◆ REQUEST:
Report every line below that holds the word "person".

◆ RECORDS:
——————

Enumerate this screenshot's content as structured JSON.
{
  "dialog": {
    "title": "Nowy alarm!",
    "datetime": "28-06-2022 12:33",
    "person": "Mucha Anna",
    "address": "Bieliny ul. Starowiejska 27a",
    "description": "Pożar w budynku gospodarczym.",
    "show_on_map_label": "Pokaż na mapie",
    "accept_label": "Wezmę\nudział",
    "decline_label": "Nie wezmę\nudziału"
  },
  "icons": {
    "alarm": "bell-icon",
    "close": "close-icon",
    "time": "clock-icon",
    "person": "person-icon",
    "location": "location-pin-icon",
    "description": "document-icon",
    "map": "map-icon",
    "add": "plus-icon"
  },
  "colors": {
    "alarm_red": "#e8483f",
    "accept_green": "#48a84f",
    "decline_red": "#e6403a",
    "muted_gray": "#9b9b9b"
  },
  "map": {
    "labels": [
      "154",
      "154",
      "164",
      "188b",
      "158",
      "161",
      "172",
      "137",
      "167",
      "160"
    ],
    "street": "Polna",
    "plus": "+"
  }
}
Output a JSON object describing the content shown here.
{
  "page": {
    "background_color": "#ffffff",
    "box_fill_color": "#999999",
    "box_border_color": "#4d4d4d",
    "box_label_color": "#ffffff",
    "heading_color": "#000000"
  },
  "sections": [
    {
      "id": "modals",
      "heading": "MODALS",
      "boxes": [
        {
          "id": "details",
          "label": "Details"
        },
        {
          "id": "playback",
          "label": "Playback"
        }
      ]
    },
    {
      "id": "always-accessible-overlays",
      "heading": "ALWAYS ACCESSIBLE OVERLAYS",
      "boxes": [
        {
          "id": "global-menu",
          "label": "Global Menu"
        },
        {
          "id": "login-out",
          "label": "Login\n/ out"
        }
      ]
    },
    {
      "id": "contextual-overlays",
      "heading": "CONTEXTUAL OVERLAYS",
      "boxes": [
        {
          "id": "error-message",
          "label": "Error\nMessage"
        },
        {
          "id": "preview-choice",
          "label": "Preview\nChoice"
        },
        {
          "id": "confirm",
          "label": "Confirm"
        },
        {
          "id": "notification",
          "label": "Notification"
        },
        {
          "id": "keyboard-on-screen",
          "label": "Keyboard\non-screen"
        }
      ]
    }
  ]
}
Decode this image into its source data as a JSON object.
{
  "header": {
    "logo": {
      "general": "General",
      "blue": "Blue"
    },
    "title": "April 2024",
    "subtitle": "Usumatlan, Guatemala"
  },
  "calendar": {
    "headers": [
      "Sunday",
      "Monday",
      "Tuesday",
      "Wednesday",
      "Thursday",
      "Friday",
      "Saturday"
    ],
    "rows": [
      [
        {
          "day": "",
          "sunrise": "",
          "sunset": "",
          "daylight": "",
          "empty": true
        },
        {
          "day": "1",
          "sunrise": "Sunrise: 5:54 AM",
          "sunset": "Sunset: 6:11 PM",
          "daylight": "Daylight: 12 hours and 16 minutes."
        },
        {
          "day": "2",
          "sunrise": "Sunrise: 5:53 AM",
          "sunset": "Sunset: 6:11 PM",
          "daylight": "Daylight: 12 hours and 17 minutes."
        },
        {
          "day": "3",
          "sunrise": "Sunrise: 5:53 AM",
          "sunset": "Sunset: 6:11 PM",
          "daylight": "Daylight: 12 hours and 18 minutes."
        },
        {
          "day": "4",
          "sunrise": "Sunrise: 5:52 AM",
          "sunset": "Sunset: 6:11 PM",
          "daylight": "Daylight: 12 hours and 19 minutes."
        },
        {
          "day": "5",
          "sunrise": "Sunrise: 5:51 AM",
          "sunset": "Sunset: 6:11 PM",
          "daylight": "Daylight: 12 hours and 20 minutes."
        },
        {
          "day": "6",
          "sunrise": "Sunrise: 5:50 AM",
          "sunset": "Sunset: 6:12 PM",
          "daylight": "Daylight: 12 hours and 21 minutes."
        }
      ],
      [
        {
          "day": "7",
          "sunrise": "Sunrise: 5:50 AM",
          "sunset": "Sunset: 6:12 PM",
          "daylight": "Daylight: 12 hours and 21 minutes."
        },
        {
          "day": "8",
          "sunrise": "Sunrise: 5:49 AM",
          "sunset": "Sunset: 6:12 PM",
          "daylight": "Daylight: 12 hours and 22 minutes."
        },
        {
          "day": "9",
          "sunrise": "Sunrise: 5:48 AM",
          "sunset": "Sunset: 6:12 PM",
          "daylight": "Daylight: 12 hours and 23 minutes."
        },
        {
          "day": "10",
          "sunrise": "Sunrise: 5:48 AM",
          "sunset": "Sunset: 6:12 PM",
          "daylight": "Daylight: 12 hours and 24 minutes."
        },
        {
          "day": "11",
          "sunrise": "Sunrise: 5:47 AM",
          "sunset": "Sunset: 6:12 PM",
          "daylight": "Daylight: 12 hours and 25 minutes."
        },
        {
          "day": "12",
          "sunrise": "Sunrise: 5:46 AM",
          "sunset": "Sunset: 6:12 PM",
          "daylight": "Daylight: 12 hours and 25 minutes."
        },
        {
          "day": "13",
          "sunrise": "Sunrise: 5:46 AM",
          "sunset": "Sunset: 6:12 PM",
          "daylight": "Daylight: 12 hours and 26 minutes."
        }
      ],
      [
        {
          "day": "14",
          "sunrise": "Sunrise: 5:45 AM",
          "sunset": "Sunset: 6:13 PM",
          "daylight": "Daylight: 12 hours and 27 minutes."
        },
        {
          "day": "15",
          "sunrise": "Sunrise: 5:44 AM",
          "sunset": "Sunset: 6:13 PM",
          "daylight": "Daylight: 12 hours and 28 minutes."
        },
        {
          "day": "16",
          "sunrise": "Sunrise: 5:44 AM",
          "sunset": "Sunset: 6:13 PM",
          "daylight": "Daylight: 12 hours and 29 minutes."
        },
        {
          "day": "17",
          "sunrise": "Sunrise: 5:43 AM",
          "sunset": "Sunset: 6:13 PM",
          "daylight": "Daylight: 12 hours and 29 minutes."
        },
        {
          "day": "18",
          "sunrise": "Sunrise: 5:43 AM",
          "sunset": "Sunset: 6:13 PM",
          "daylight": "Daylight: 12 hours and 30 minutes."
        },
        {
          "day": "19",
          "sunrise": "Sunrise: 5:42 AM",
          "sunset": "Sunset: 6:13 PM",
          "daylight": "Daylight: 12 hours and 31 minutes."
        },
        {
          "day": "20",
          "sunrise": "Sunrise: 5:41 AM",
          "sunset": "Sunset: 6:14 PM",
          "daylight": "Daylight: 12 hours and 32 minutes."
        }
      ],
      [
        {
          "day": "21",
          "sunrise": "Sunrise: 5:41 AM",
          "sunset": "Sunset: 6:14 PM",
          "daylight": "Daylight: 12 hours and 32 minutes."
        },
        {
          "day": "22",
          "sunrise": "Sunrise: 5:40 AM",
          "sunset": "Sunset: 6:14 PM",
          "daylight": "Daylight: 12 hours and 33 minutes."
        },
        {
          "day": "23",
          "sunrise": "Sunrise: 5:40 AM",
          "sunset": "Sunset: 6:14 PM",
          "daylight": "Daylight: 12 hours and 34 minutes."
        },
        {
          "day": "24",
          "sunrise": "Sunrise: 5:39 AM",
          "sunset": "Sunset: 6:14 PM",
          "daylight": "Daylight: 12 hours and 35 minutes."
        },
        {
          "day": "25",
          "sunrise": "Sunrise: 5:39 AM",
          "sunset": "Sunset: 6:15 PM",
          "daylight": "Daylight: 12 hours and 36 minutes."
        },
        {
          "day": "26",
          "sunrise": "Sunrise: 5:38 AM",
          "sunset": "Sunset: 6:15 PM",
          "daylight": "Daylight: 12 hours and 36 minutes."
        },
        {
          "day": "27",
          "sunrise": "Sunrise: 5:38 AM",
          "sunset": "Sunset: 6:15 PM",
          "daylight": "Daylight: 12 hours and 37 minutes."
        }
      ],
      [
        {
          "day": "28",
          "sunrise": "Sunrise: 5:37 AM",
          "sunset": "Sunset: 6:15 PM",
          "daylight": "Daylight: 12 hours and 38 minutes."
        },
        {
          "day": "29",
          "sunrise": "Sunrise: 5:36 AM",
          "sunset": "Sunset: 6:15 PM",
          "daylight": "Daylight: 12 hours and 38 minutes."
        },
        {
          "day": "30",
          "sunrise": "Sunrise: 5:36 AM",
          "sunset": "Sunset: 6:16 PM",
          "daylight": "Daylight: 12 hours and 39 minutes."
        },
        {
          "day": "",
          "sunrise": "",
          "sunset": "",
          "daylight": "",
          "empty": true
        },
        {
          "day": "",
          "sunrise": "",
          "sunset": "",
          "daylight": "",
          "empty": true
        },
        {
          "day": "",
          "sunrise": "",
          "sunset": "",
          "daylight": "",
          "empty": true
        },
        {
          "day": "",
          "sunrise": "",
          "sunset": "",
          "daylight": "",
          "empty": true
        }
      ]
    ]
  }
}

——————

◆ FULL SOLUTION:
    "person": "Mucha Anna",
    "person": "person-icon",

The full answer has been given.